Required work —
What lines of the data include the string "particles"? Copy them all.

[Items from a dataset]

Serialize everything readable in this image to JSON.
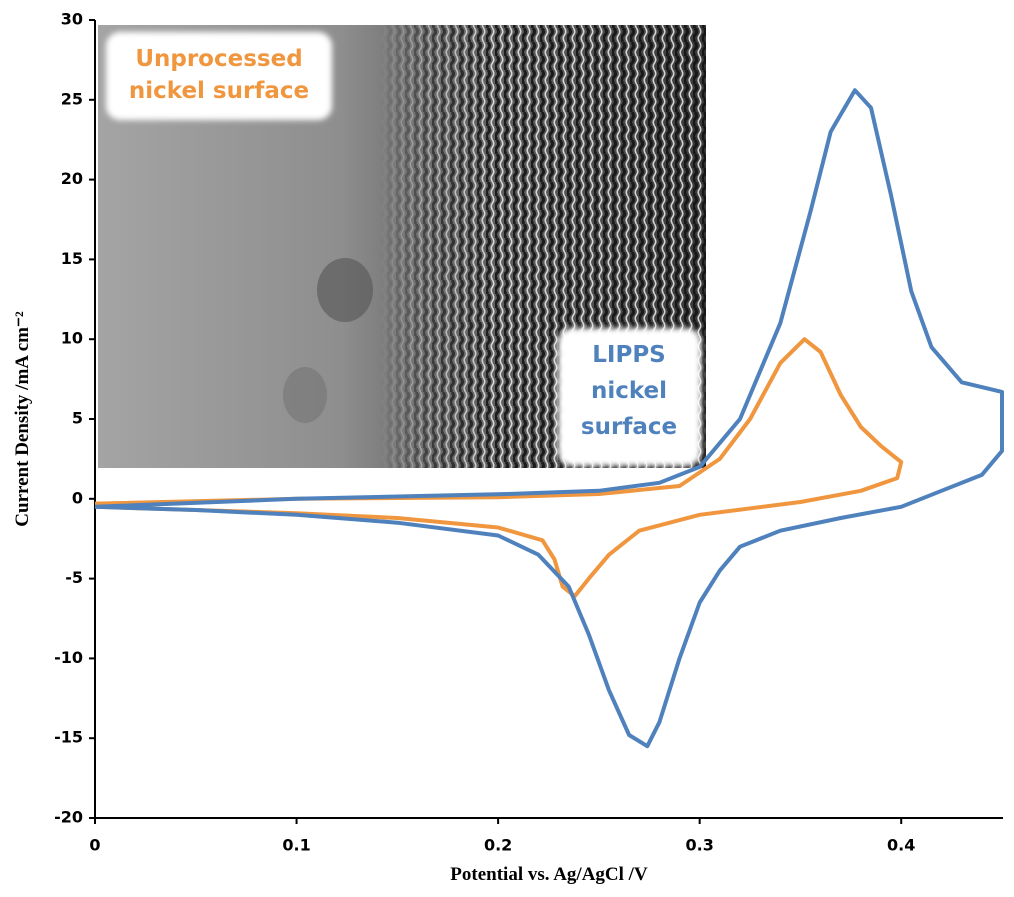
{
  "chart_data": {
    "type": "line",
    "x_label": "Potential vs. Ag/AgCl /V",
    "y_label": "Current Density /mA cm⁻²",
    "xlim": [
      0,
      0.45
    ],
    "xticks": [
      0,
      0.1,
      0.2,
      0.3,
      0.4
    ],
    "ylim": [
      -20,
      30
    ],
    "yticks": [
      -20,
      -15,
      -10,
      -5,
      0,
      5,
      10,
      15,
      20,
      25,
      30
    ],
    "grid": false,
    "annotations": [
      {
        "lines": [
          "Unprocessed",
          "nickel surface"
        ],
        "color": "#f0963f"
      },
      {
        "lines": [
          "LIPPS",
          "nickel",
          "surface"
        ],
        "color": "#4f81bd"
      }
    ],
    "series": [
      {
        "color": "#f0963f",
        "x": [
          0,
          0.1,
          0.2,
          0.25,
          0.29,
          0.31,
          0.325,
          0.34,
          0.352,
          0.36,
          0.37,
          0.38,
          0.39,
          0.4,
          0.398,
          0.38,
          0.35,
          0.3,
          0.27,
          0.255,
          0.245,
          0.238,
          0.232,
          0.228,
          0.222,
          0.2,
          0.15,
          0.1,
          0.05,
          0
        ],
        "values": [
          -0.3,
          0,
          0.1,
          0.3,
          0.8,
          2.5,
          5,
          8.5,
          10,
          9.2,
          6.5,
          4.5,
          3.3,
          2.3,
          1.3,
          0.5,
          -0.2,
          -1,
          -2,
          -3.5,
          -5,
          -6.1,
          -5.5,
          -3.8,
          -2.6,
          -1.8,
          -1.2,
          -0.9,
          -0.7,
          -0.5
        ]
      },
      {
        "color": "#4f81bd",
        "x": [
          0,
          0.1,
          0.205,
          0.25,
          0.28,
          0.3,
          0.32,
          0.34,
          0.355,
          0.365,
          0.377,
          0.385,
          0.395,
          0.405,
          0.415,
          0.43,
          0.45,
          0.45,
          0.44,
          0.42,
          0.4,
          0.37,
          0.34,
          0.32,
          0.31,
          0.3,
          0.29,
          0.28,
          0.274,
          0.265,
          0.255,
          0.245,
          0.235,
          0.22,
          0.2,
          0.15,
          0.1,
          0.05,
          0
        ],
        "values": [
          -0.5,
          0,
          0.3,
          0.5,
          1,
          2,
          5,
          11,
          18,
          23,
          25.6,
          24.5,
          19,
          13,
          9.5,
          7.3,
          6.7,
          3,
          1.5,
          0.5,
          -0.5,
          -1.2,
          -2,
          -3,
          -4.5,
          -6.5,
          -10,
          -14,
          -15.5,
          -14.8,
          -12,
          -8.5,
          -5.5,
          -3.5,
          -2.3,
          -1.5,
          -1,
          -0.7,
          -0.5
        ]
      }
    ]
  }
}
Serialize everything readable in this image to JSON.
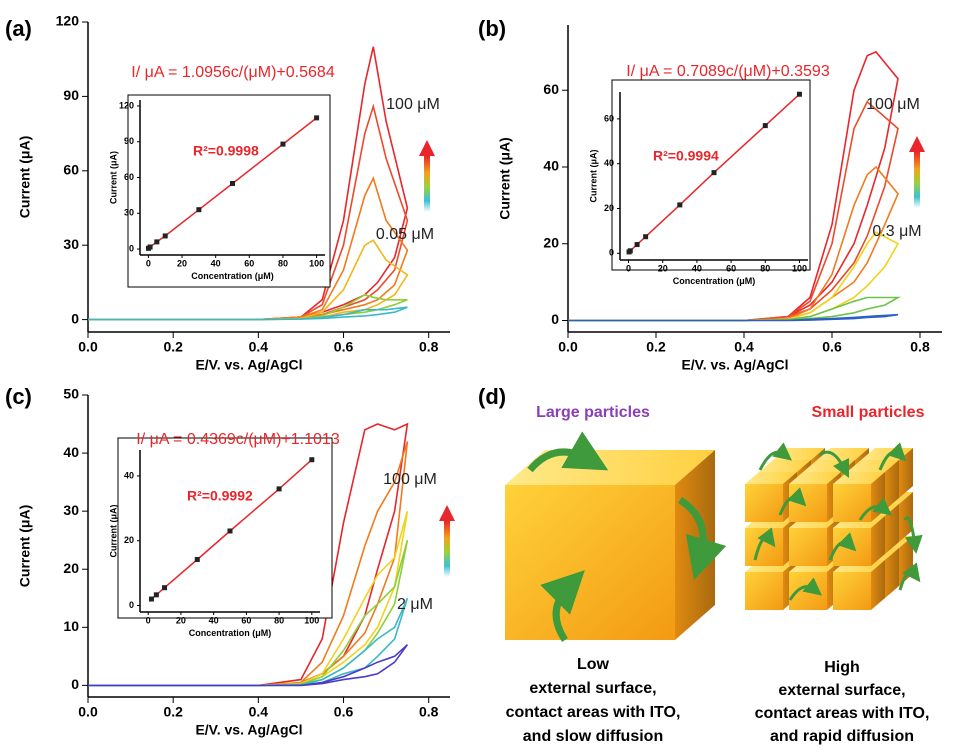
{
  "chart_data": [
    {
      "type": "line",
      "label": "(a)",
      "xlabel": "E/V. vs. Ag/AgCl",
      "ylabel": "Current (μA)",
      "annotations": [
        "I/ μA = 1.0956c/(μM)+0.5684",
        "100 μM",
        "0.05 μM"
      ],
      "xlim": [
        0,
        0.85
      ],
      "ylim": [
        -5,
        120
      ],
      "xticks": [
        {
          "value": 0,
          "label": "0.0"
        },
        0.2,
        0.4,
        0.6,
        0.8
      ],
      "yticks": [
        0,
        30,
        60,
        90,
        120
      ],
      "x": [
        0,
        0.4,
        0.5,
        0.55,
        0.6,
        0.65,
        0.67,
        0.7,
        0.75,
        0.72,
        0.68,
        0.65,
        0.6,
        0.55,
        0.5
      ],
      "series": [
        {
          "color": "#e8262b",
          "values": [
            0,
            0,
            1,
            8,
            40,
            95,
            110,
            80,
            45,
            25,
            15,
            10,
            6,
            3,
            1
          ]
        },
        {
          "color": "#ec4a2a",
          "values": [
            0,
            0,
            1,
            6,
            30,
            75,
            86,
            65,
            40,
            20,
            12,
            8,
            5,
            2,
            1
          ]
        },
        {
          "color": "#f07a1c",
          "values": [
            0,
            0,
            1,
            4,
            20,
            50,
            57,
            40,
            28,
            14,
            8,
            6,
            4,
            2,
            0.5
          ]
        },
        {
          "color": "#f2b51a",
          "values": [
            0,
            0,
            0.5,
            3,
            12,
            30,
            32,
            24,
            18,
            10,
            6,
            4,
            3,
            1,
            0.5
          ]
        },
        {
          "color": "#8ccf3a",
          "values": [
            0,
            0,
            0.3,
            1.5,
            5,
            10,
            9,
            8,
            8,
            6,
            4,
            3,
            2,
            1,
            0.3
          ]
        },
        {
          "color": "#3cb8c8",
          "values": [
            0,
            0,
            0.2,
            0.8,
            2,
            4,
            4,
            4,
            5,
            3,
            2,
            1.5,
            1,
            0.5,
            0.2
          ]
        }
      ],
      "inset": {
        "type": "scatter",
        "xlabel": "Concentration (μM)",
        "ylabel": "Current (μA)",
        "annotation": "R²=0.9998",
        "xlim": [
          -5,
          105
        ],
        "ylim": [
          -5,
          125
        ],
        "xticks": [
          0,
          20,
          40,
          60,
          80,
          100
        ],
        "yticks": [
          0,
          30,
          60,
          90,
          120
        ],
        "color": "#e8262b",
        "x": [
          0.05,
          1,
          5,
          10,
          30,
          50,
          80,
          100
        ],
        "values": [
          0.6,
          1.7,
          6,
          11,
          33,
          55,
          88,
          110
        ]
      }
    },
    {
      "type": "line",
      "label": "(b)",
      "xlabel": "E/V. vs. Ag/AgCl",
      "ylabel": "Current (μA)",
      "annotations": [
        "I/ μA = 0.7089c/(μM)+0.3593",
        "100 μM",
        "0.3 μM"
      ],
      "xlim": [
        0,
        0.85
      ],
      "ylim": [
        -3,
        77
      ],
      "xticks": [
        {
          "value": 0,
          "label": "0.0"
        },
        0.2,
        0.4,
        0.6,
        0.8
      ],
      "yticks": [
        0,
        20,
        40,
        60
      ],
      "x": [
        0,
        0.4,
        0.5,
        0.55,
        0.6,
        0.65,
        0.68,
        0.7,
        0.75,
        0.72,
        0.68,
        0.65,
        0.6,
        0.55,
        0.5
      ],
      "series": [
        {
          "color": "#e8262b",
          "values": [
            0,
            0,
            1,
            6,
            25,
            60,
            69,
            70,
            63,
            45,
            30,
            20,
            10,
            4,
            1
          ]
        },
        {
          "color": "#ec4a2a",
          "values": [
            0,
            0,
            1,
            5,
            20,
            50,
            57,
            55,
            50,
            35,
            22,
            15,
            8,
            3,
            1
          ]
        },
        {
          "color": "#f07a1c",
          "values": [
            0,
            0,
            0.5,
            3,
            12,
            30,
            38,
            40,
            33,
            25,
            15,
            10,
            6,
            2,
            0.5
          ]
        },
        {
          "color": "#f2d21a",
          "values": [
            0,
            0,
            0.3,
            2,
            6,
            14,
            20,
            23,
            20,
            14,
            9,
            6,
            3,
            1,
            0.3
          ]
        },
        {
          "color": "#6cc24a",
          "values": [
            0,
            0,
            0.2,
            1,
            3,
            5,
            6,
            6,
            6,
            4,
            3,
            2,
            1,
            0.5,
            0.2
          ]
        },
        {
          "color": "#2b5fc8",
          "values": [
            0,
            0,
            0,
            0.3,
            0.5,
            0.8,
            1,
            1.2,
            1.5,
            1,
            0.8,
            0.5,
            0.3,
            0.1,
            0
          ]
        }
      ],
      "inset": {
        "type": "scatter",
        "xlabel": "Concentration (μM)",
        "ylabel": "Current (μA)",
        "annotation": "R²=0.9994",
        "xlim": [
          -5,
          105
        ],
        "ylim": [
          -3,
          72
        ],
        "xticks": [
          0,
          20,
          40,
          60,
          80,
          100
        ],
        "yticks": [
          0,
          20,
          40,
          60
        ],
        "color": "#e8262b",
        "x": [
          0.3,
          1,
          5,
          10,
          30,
          50,
          80,
          100
        ],
        "values": [
          0.6,
          1.1,
          3.9,
          7.4,
          21.6,
          36,
          57,
          71
        ]
      }
    },
    {
      "type": "line",
      "label": "(c)",
      "xlabel": "E/V. vs. Ag/AgCl",
      "ylabel": "Current (μA)",
      "annotations": [
        "I/ μA = 0.4369c/(μM)+1.1013",
        "100 μM",
        "2 μM"
      ],
      "xlim": [
        0,
        0.85
      ],
      "ylim": [
        -2,
        50
      ],
      "xticks": [
        {
          "value": 0,
          "label": "0.0"
        },
        0.2,
        0.4,
        0.6,
        0.8
      ],
      "yticks": [
        0,
        10,
        20,
        30,
        40,
        50
      ],
      "x": [
        0,
        0.4,
        0.5,
        0.55,
        0.6,
        0.65,
        0.68,
        0.72,
        0.75,
        0.72,
        0.68,
        0.65,
        0.6,
        0.55,
        0.5
      ],
      "series": [
        {
          "color": "#e8262b",
          "values": [
            0,
            0,
            1,
            8,
            28,
            44,
            45,
            44,
            45,
            30,
            20,
            12,
            5,
            2,
            0.5
          ]
        },
        {
          "color": "#f07a1c",
          "values": [
            0,
            0,
            0.5,
            4,
            12,
            24,
            30,
            35,
            42,
            22,
            14,
            9,
            5,
            2,
            0.5
          ]
        },
        {
          "color": "#f2d21a",
          "values": [
            0,
            0,
            0.3,
            2,
            8,
            15,
            19,
            22,
            30,
            17,
            10,
            7,
            4,
            1.5,
            0.3
          ]
        },
        {
          "color": "#8ccf3a",
          "values": [
            0,
            0,
            0.2,
            1.5,
            6,
            12,
            14,
            17,
            25,
            14,
            9,
            6,
            3,
            1,
            0.2
          ]
        },
        {
          "color": "#3cb8c8",
          "values": [
            0,
            0,
            0.1,
            1,
            3,
            6,
            8,
            10,
            15,
            8,
            5,
            3,
            2,
            0.5,
            0.1
          ]
        },
        {
          "color": "#4a3cc8",
          "values": [
            0,
            0,
            0,
            0.5,
            1.5,
            3,
            4,
            5,
            7,
            4,
            2,
            1.5,
            1,
            0.3,
            0
          ]
        }
      ],
      "inset": {
        "type": "scatter",
        "xlabel": "Concentration (μM)",
        "ylabel": "Current (μA)",
        "annotation": "R²=0.9992",
        "xlim": [
          -5,
          105
        ],
        "ylim": [
          -2,
          48
        ],
        "xticks": [
          0,
          20,
          40,
          60,
          80,
          100
        ],
        "yticks": [
          0,
          20,
          40
        ],
        "color": "#e8262b",
        "x": [
          2,
          5,
          10,
          30,
          50,
          80,
          100
        ],
        "values": [
          2,
          3.3,
          5.5,
          14.2,
          23,
          36,
          45
        ]
      }
    }
  ],
  "diagram": {
    "label": "(d)",
    "left": {
      "title": "Large particles",
      "caption": [
        "Low",
        "external surface,",
        "contact areas with ITO,",
        "and slow diffusion"
      ]
    },
    "right": {
      "title": "Small particles",
      "caption": [
        "High",
        "external surface,",
        "contact areas with ITO,",
        "and rapid diffusion"
      ]
    }
  }
}
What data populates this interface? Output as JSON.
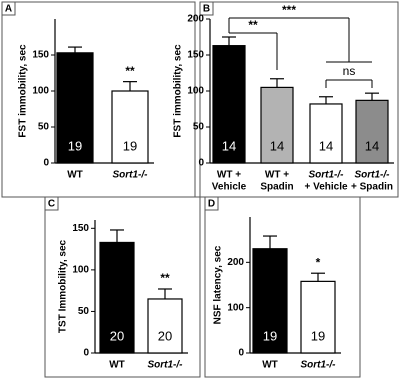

Solution for this problem —
      "title": "Large particles",
      "title": "Small particles",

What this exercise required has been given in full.